→ **WORK INSTRUCTIONS**
Look through the listing and locate every line containing the word "Resonator"; copy those lines.

Extracted data entries

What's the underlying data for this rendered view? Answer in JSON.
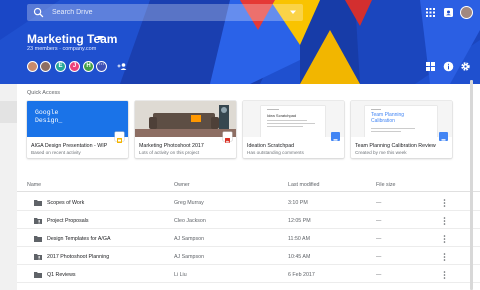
{
  "search": {
    "placeholder": "Search Drive"
  },
  "team": {
    "name": "Marketing Team",
    "members": "23 members",
    "domain": "company.com",
    "members_separator": "·"
  },
  "avatars": [
    {
      "kind": "photo",
      "color": "#c98a6b"
    },
    {
      "kind": "photo",
      "color": "#8d6e63"
    },
    {
      "kind": "letter",
      "letter": "E",
      "color": "#26a69a"
    },
    {
      "kind": "letter",
      "letter": "J",
      "color": "#ec407a"
    },
    {
      "kind": "letter",
      "letter": "H",
      "color": "#43a047"
    },
    {
      "kind": "more",
      "letter": "···",
      "color": "#3f51b5"
    }
  ],
  "quick_access": {
    "label": "Quick Access",
    "cards": [
      {
        "title": "AIGA Design Presentation - WIP",
        "subtitle": "Based on recent activity",
        "thumb_text_1": "Google",
        "thumb_text_2": "Design_",
        "type_icon": "slides-icon",
        "type_color": "#f4b400"
      },
      {
        "title": "Marketing Photoshoot 2017",
        "subtitle": "Lots of activity on this project",
        "type_icon": "image-icon",
        "type_color": "#d93025"
      },
      {
        "title": "Ideation Scratchpad",
        "subtitle": "Has outstanding comments",
        "thumb_doc_title": "Idea Scratchpad",
        "type_icon": "docs-icon",
        "type_color": "#4285f4"
      },
      {
        "title": "Team Planning Calibration Review",
        "subtitle": "Created by me this week",
        "thumb_doc_title": "Team Planning Calibration",
        "type_icon": "docs-icon",
        "type_color": "#4285f4"
      }
    ]
  },
  "list": {
    "columns": {
      "name": "Name",
      "owner": "Owner",
      "modified": "Last modified",
      "size": "File size"
    },
    "rows": [
      {
        "name": "Scopes of Work",
        "owner": "Greg Murray",
        "modified": "3:10 PM",
        "size": "—",
        "shared": false
      },
      {
        "name": "Project Proposals",
        "owner": "Cleo Jackson",
        "modified": "12:05 PM",
        "size": "—",
        "shared": true
      },
      {
        "name": "Design Templates for A/GA",
        "owner": "AJ Sampson",
        "modified": "11:50 AM",
        "size": "—",
        "shared": false
      },
      {
        "name": "2017 Photoshoot Planning",
        "owner": "AJ Sampson",
        "modified": "10:45 AM",
        "size": "—",
        "shared": true
      },
      {
        "name": "Q1 Reviews",
        "owner": "Li Liu",
        "modified": "6 Feb 2017",
        "size": "—",
        "shared": false
      }
    ]
  },
  "colors": {
    "banner": "#1e4fd0",
    "accent": "#4285f4"
  }
}
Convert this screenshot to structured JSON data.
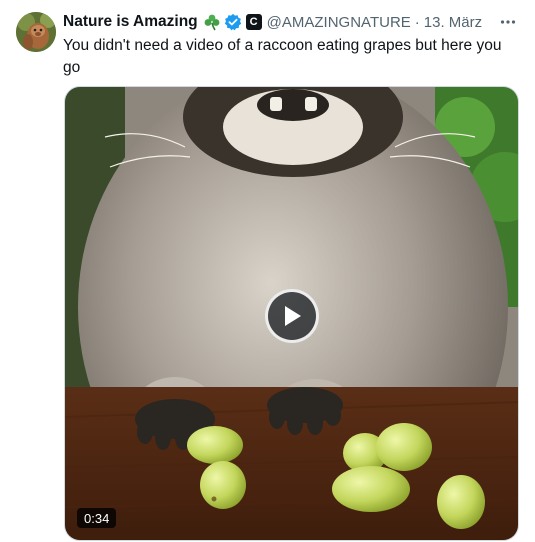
{
  "tweet": {
    "author": {
      "display_name": "Nature is Amazing",
      "emoji_icon": "shamrock-icon",
      "verified_icon": "verified-badge-icon",
      "affiliate_badge": "C",
      "handle": "@AMAZINGNATURE",
      "separator": "·",
      "date": "13. März"
    },
    "more_icon": "more-horizontal-icon",
    "text": "You didn't need a video of a raccoon eating grapes but here you go",
    "media": {
      "type": "video",
      "play_icon": "play-icon",
      "duration": "0:34"
    }
  },
  "colors": {
    "text_primary": "#0f1419",
    "text_secondary": "#536471",
    "verified_blue": "#1d9bf0",
    "border": "#cfd9de"
  }
}
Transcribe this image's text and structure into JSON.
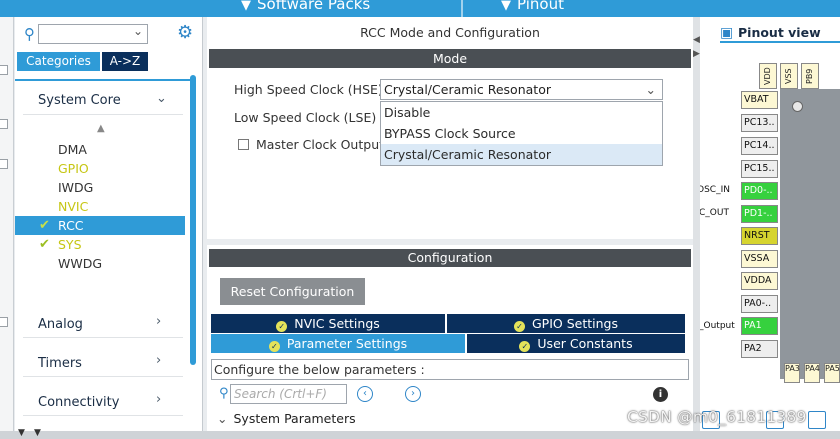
{
  "topbar": {
    "software_packs": "Software Packs",
    "pinout": "Pinout"
  },
  "left": {
    "tabs": [
      "Categories",
      "A->Z"
    ],
    "sections": {
      "system_core": "System Core",
      "analog": "Analog",
      "timers": "Timers",
      "connectivity": "Connectivity"
    },
    "items": [
      {
        "label": "DMA",
        "color": "normal",
        "checked": false,
        "selected": false
      },
      {
        "label": "GPIO",
        "color": "yellow",
        "checked": false,
        "selected": false
      },
      {
        "label": "IWDG",
        "color": "normal",
        "checked": false,
        "selected": false
      },
      {
        "label": "NVIC",
        "color": "yellow",
        "checked": false,
        "selected": false
      },
      {
        "label": "RCC",
        "color": "normal",
        "checked": true,
        "selected": true
      },
      {
        "label": "SYS",
        "color": "yellow",
        "checked": true,
        "selected": false
      },
      {
        "label": "WWDG",
        "color": "normal",
        "checked": false,
        "selected": false
      }
    ]
  },
  "mid": {
    "title": "RCC Mode and Configuration",
    "mode_header": "Mode",
    "hse_label": "High Speed Clock (HSE)",
    "hse_value": "Crystal/Ceramic Resonator",
    "lse_label": "Low Speed Clock (LSE)",
    "mco_label": "Master Clock Output",
    "dropdown_options": [
      "Disable",
      "BYPASS Clock Source",
      "Crystal/Ceramic Resonator"
    ],
    "config_header": "Configuration",
    "reset_button": "Reset Configuration",
    "tabs": {
      "nvic": "NVIC Settings",
      "gpio": "GPIO Settings",
      "param": "Parameter Settings",
      "user": "User Constants"
    },
    "configure_text": "Configure the below parameters :",
    "search_placeholder": "Search (Crtl+F)",
    "system_parameters": "System Parameters"
  },
  "right": {
    "tab": "Pinout view",
    "top_pins": [
      "VDD",
      "VSS",
      "PB9"
    ],
    "pins": [
      {
        "label": "VBAT",
        "color": "cream"
      },
      {
        "label": "PC13..",
        "color": "gray"
      },
      {
        "label": "PC14..",
        "color": "gray"
      },
      {
        "label": "PC15..",
        "color": "gray"
      },
      {
        "label": "PD0-..",
        "color": "green"
      },
      {
        "label": "PD1-..",
        "color": "green"
      },
      {
        "label": "NRST",
        "color": "yellow"
      },
      {
        "label": "VSSA",
        "color": "cream"
      },
      {
        "label": "VDDA",
        "color": "cream"
      },
      {
        "label": "PA0-..",
        "color": "gray"
      },
      {
        "label": "PA1",
        "color": "green"
      },
      {
        "label": "PA2",
        "color": "gray"
      }
    ],
    "signals": {
      "osc_in": "OSC_IN",
      "osc_out": "C_OUT",
      "output": "_Output"
    },
    "bottom_pins": [
      "PA3",
      "PA4",
      "PA5"
    ]
  },
  "watermark": "CSDN @m0_61811389"
}
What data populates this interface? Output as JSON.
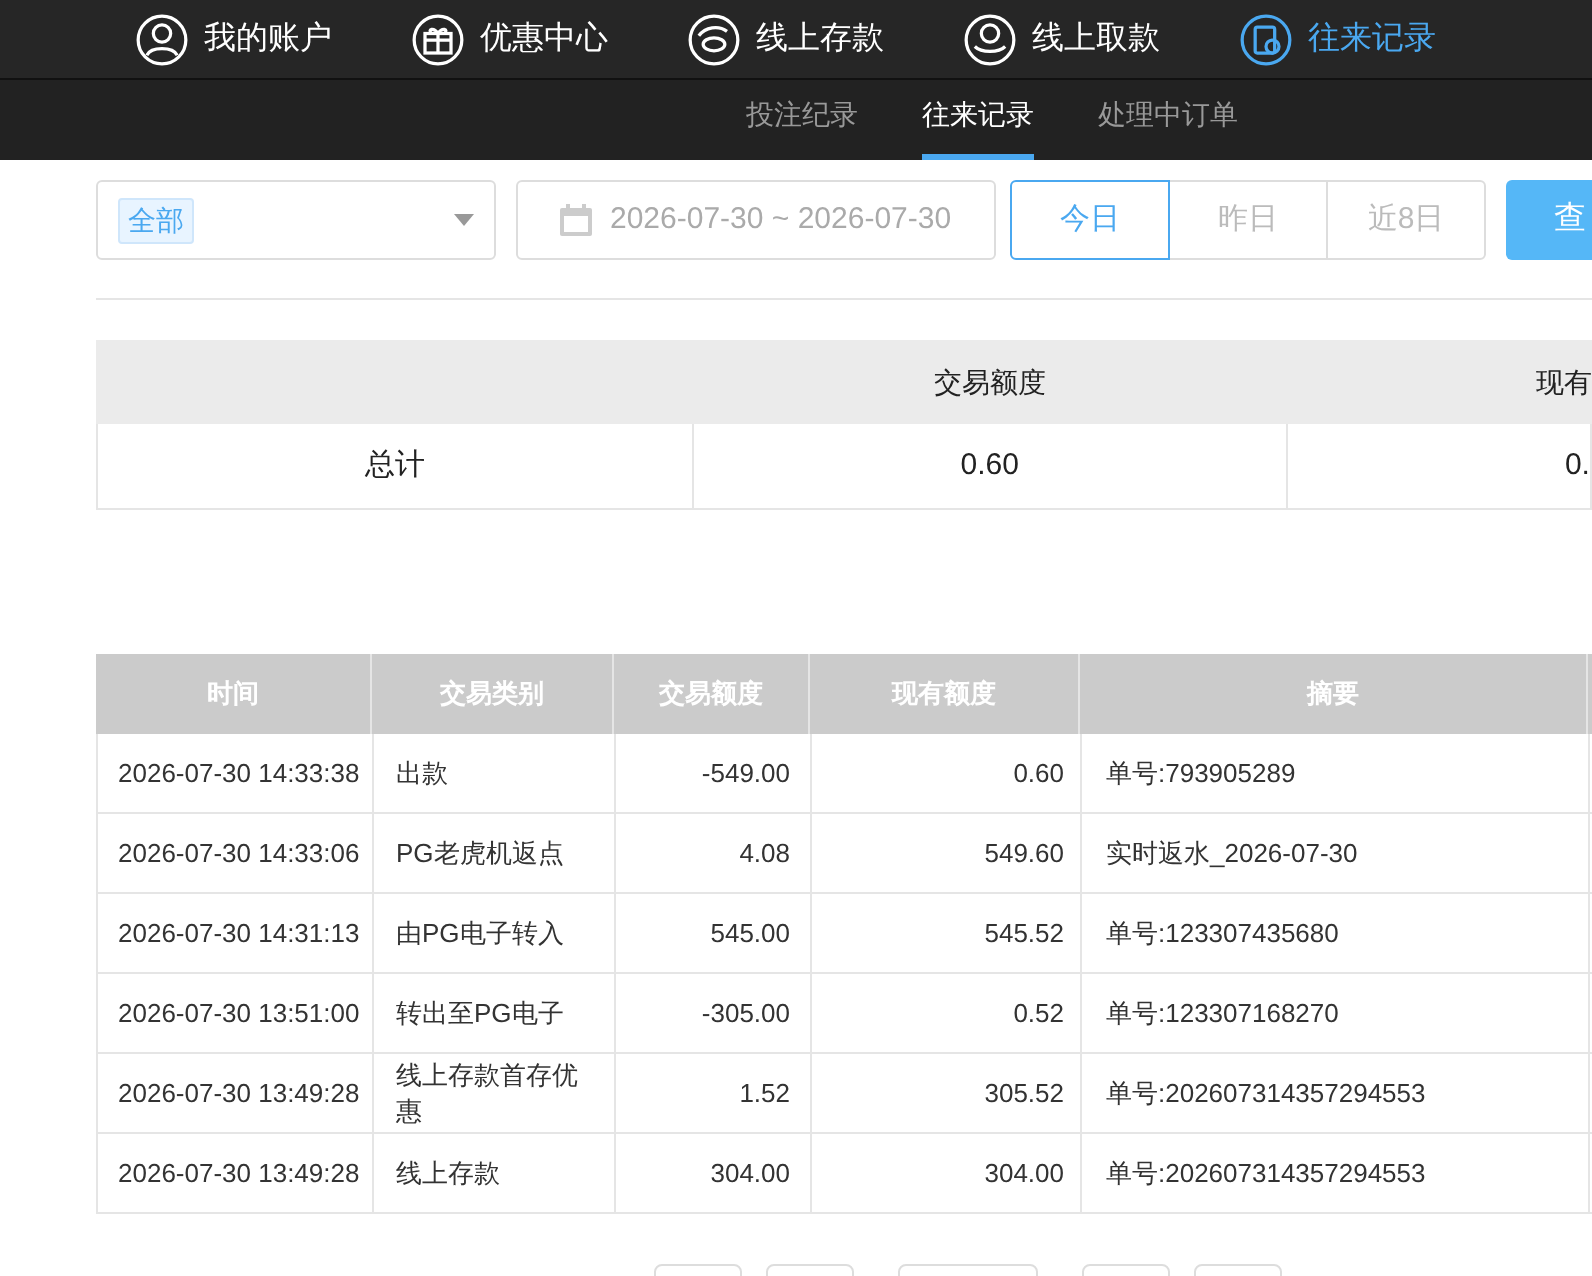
{
  "nav": [
    {
      "label": "我的账户",
      "kind": "user",
      "selected": false
    },
    {
      "label": "优惠中心",
      "kind": "gift",
      "selected": false
    },
    {
      "label": "线上存款",
      "kind": "deposit",
      "selected": false
    },
    {
      "label": "线上取款",
      "kind": "withdraw",
      "selected": false
    },
    {
      "label": "往来记录",
      "kind": "record",
      "selected": true
    }
  ],
  "subtabs": [
    {
      "label": "投注纪录",
      "selected": false
    },
    {
      "label": "往来记录",
      "selected": true
    },
    {
      "label": "处理中订单",
      "selected": false
    }
  ],
  "filter": {
    "type_tag": "全部",
    "date_range": "2026-07-30 ~ 2026-07-30",
    "ranges": [
      {
        "label": "今日",
        "selected": true
      },
      {
        "label": "昨日",
        "selected": false
      },
      {
        "label": "近8日",
        "selected": false
      }
    ],
    "query_button": "查"
  },
  "summary": {
    "columns": [
      "",
      "交易额度",
      "现有"
    ],
    "row": [
      "总计",
      "0.60",
      "0."
    ]
  },
  "table": {
    "columns": [
      "时间",
      "交易类别",
      "交易额度",
      "现有额度",
      "摘要"
    ],
    "rows": [
      [
        "2026-07-30 14:33:38",
        "出款",
        "-549.00",
        "0.60",
        "单号:793905289"
      ],
      [
        "2026-07-30 14:33:06",
        "PG老虎机返点",
        "4.08",
        "549.60",
        "实时返水_2026-07-30"
      ],
      [
        "2026-07-30 14:31:13",
        "由PG电子转入",
        "545.00",
        "545.52",
        "单号:123307435680"
      ],
      [
        "2026-07-30 13:51:00",
        "转出至PG电子",
        "-305.00",
        "0.52",
        "单号:123307168270"
      ],
      [
        "2026-07-30 13:49:28",
        "线上存款首存优惠",
        "1.52",
        "305.52",
        "单号:202607314357294553"
      ],
      [
        "2026-07-30 13:49:28",
        "线上存款",
        "304.00",
        "304.00",
        "单号:202607314357294553"
      ]
    ]
  }
}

→ **SOLUTION**
    "hse_value": "Crystal/Ceramic Resonator",
      "Crystal/Ceramic Resonator"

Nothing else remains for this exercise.